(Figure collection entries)
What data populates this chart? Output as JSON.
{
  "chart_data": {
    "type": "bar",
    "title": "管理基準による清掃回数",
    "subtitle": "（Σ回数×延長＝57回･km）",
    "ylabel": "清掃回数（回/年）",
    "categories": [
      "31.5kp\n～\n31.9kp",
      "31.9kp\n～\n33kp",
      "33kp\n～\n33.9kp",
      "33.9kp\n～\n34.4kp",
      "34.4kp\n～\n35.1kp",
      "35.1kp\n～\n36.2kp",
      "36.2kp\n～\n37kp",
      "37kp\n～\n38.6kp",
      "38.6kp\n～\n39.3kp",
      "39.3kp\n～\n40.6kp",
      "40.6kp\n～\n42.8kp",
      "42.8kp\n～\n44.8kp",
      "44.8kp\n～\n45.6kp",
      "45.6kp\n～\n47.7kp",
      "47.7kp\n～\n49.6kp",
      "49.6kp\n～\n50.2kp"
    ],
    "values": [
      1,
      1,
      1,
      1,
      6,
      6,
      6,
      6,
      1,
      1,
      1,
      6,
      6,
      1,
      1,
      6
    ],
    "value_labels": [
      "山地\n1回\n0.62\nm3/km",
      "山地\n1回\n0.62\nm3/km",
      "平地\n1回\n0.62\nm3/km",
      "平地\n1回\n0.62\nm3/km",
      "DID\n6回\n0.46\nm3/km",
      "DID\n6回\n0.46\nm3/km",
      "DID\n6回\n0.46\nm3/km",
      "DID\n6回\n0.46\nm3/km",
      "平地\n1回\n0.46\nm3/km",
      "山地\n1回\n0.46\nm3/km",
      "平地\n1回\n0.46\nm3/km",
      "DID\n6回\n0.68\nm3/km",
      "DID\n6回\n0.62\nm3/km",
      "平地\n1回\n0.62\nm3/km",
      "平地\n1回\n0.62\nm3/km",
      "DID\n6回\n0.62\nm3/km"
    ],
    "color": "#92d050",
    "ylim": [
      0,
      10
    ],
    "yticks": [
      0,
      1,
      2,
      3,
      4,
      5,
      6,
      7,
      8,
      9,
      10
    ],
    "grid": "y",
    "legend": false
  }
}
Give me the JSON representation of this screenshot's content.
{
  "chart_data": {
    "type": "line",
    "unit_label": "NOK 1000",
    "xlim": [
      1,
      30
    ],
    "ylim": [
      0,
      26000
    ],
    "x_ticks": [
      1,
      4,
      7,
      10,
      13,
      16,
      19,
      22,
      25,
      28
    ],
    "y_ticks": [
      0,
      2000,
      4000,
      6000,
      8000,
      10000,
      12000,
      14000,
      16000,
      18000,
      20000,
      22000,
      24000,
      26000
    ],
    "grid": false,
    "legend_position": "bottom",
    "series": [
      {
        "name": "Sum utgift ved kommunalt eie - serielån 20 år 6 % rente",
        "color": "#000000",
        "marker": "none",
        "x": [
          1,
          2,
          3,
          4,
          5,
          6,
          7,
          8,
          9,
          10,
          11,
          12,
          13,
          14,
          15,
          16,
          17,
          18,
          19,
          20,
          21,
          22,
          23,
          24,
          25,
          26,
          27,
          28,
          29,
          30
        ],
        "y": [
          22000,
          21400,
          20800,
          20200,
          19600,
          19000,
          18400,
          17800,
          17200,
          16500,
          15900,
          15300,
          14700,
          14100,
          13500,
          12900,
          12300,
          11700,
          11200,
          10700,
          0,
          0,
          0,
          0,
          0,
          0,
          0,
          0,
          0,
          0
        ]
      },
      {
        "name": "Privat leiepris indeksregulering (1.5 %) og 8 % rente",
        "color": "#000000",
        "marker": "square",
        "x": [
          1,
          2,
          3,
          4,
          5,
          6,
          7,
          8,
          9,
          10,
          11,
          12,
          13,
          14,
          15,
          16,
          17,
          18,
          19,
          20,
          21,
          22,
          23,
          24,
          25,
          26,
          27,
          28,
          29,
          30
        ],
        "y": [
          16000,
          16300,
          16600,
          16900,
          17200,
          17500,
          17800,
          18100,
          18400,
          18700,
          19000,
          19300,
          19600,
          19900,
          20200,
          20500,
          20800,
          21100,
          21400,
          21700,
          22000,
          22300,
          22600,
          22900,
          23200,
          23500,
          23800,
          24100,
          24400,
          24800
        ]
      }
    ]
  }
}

### Task requirements
Copy out each line exactly as written.

### Output for this task
What data populates this chart? Output as JSON.
{
  "chart_data": {
    "type": "bar",
    "title": "管理基準による清掃回数",
    "subtitle": "（Σ回数×延長＝57回･km）",
    "ylabel": "清掃回数（回/年）",
    "categories": [
      "31.5kp\n～\n31.9kp",
      "31.9kp\n～\n33kp",
      "33kp\n～\n33.9kp",
      "33.9kp\n～\n34.4kp",
      "34.4kp\n～\n35.1kp",
      "35.1kp\n～\n36.2kp",
      "36.2kp\n～\n37kp",
      "37kp\n～\n38.6kp",
      "38.6kp\n～\n39.3kp",
      "39.3kp\n～\n40.6kp",
      "40.6kp\n～\n42.8kp",
      "42.8kp\n～\n44.8kp",
      "44.8kp\n～\n45.6kp",
      "45.6kp\n～\n47.7kp",
      "47.7kp\n～\n49.6kp",
      "49.6kp\n～\n50.2kp"
    ],
    "values": [
      1,
      1,
      1,
      1,
      6,
      6,
      6,
      6,
      1,
      1,
      1,
      6,
      6,
      1,
      1,
      6
    ],
    "value_labels": [
      "山地\n1回\n0.62\nm3/km",
      "山地\n1回\n0.62\nm3/km",
      "平地\n1回\n0.62\nm3/km",
      "平地\n1回\n0.62\nm3/km",
      "DID\n6回\n0.46\nm3/km",
      "DID\n6回\n0.46\nm3/km",
      "DID\n6回\n0.46\nm3/km",
      "DID\n6回\n0.46\nm3/km",
      "平地\n1回\n0.46\nm3/km",
      "山地\n1回\n0.46\nm3/km",
      "平地\n1回\n0.46\nm3/km",
      "DID\n6回\n0.68\nm3/km",
      "DID\n6回\n0.62\nm3/km",
      "平地\n1回\n0.62\nm3/km",
      "平地\n1回\n0.62\nm3/km",
      "DID\n6回\n0.62\nm3/km"
    ],
    "color": "#92d050",
    "ylim": [
      0,
      10
    ],
    "yticks": [
      0,
      1,
      2,
      3,
      4,
      5,
      6,
      7,
      8,
      9,
      10
    ],
    "grid": "y",
    "legend": false
  }
}
Give me the JSON representation of this screenshot's content.
{
  "chart_data": {
    "type": "line",
    "unit_label": "NOK 1000",
    "xlim": [
      1,
      30
    ],
    "ylim": [
      0,
      26000
    ],
    "x_ticks": [
      1,
      4,
      7,
      10,
      13,
      16,
      19,
      22,
      25,
      28
    ],
    "y_ticks": [
      0,
      2000,
      4000,
      6000,
      8000,
      10000,
      12000,
      14000,
      16000,
      18000,
      20000,
      22000,
      24000,
      26000
    ],
    "grid": false,
    "legend_position": "bottom",
    "series": [
      {
        "name": "Sum utgift ved kommunalt eie - serielån 20 år 6 % rente",
        "color": "#000000",
        "marker": "none",
        "x": [
          1,
          2,
          3,
          4,
          5,
          6,
          7,
          8,
          9,
          10,
          11,
          12,
          13,
          14,
          15,
          16,
          17,
          18,
          19,
          20,
          21,
          22,
          23,
          24,
          25,
          26,
          27,
          28,
          29,
          30
        ],
        "y": [
          22000,
          21400,
          20800,
          20200,
          19600,
          19000,
          18400,
          17800,
          17200,
          16500,
          15900,
          15300,
          14700,
          14100,
          13500,
          12900,
          12300,
          11700,
          11200,
          10700,
          0,
          0,
          0,
          0,
          0,
          0,
          0,
          0,
          0,
          0
        ]
      },
      {
        "name": "Privat leiepris indeksregulering (1.5 %) og 8 % rente",
        "color": "#000000",
        "marker": "square",
        "x": [
          1,
          2,
          3,
          4,
          5,
          6,
          7,
          8,
          9,
          10,
          11,
          12,
          13,
          14,
          15,
          16,
          17,
          18,
          19,
          20,
          21,
          22,
          23,
          24,
          25,
          26,
          27,
          28,
          29,
          30
        ],
        "y": [
          16000,
          16300,
          16600,
          16900,
          17200,
          17500,
          17800,
          18100,
          18400,
          18700,
          19000,
          19300,
          19600,
          19900,
          20200,
          20500,
          20800,
          21100,
          21400,
          21700,
          22000,
          22300,
          22600,
          22900,
          23200,
          23500,
          23800,
          24100,
          24400,
          24800
        ]
      }
    ]
  }
}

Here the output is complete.